## Supplied material
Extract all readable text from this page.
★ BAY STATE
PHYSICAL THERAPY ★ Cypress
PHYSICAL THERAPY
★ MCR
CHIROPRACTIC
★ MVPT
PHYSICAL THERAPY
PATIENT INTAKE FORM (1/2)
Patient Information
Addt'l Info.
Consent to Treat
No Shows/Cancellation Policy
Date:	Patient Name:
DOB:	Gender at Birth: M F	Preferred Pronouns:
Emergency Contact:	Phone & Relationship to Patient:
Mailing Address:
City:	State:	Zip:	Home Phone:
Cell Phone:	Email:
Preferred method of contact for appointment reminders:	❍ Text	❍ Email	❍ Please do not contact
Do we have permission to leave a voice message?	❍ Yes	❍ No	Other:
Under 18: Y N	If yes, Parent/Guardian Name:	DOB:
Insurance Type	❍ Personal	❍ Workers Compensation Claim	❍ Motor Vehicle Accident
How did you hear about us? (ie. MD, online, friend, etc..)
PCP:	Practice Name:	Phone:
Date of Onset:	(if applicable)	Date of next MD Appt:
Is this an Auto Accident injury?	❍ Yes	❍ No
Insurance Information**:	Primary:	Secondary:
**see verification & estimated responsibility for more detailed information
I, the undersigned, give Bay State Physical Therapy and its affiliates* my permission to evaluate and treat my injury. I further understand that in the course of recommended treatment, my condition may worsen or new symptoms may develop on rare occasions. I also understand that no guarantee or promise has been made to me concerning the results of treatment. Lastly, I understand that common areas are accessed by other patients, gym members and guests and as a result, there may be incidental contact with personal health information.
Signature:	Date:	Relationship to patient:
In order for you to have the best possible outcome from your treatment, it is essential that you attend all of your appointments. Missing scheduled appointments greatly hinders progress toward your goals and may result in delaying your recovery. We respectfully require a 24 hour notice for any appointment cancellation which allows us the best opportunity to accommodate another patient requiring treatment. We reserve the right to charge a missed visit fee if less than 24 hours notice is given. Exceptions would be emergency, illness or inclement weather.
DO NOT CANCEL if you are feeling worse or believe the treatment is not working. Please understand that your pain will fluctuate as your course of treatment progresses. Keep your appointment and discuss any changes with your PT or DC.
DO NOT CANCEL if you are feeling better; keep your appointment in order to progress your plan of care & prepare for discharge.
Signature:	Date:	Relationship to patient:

## To do
Copy, from the material, each line that holds the string "have".

## Solution for this exercise
Do we have permission to leave a voice message?	❍ Yes	❍ No	Other:
In order for you to have the best possible outcome from your treatment, it is essential that you attend all of your appointments. Missing scheduled appointments greatly hinders progress toward your goals and may result in delaying your recovery. We respectfully require a 24 hour notice for any appointment cancellation which allows us the best opportunity to accommodate another patient requiring treatment. We reserve the right to charge a missed visit fee if less than 24 hours notice is given. Exceptions would be emergency, illness or inclement weather.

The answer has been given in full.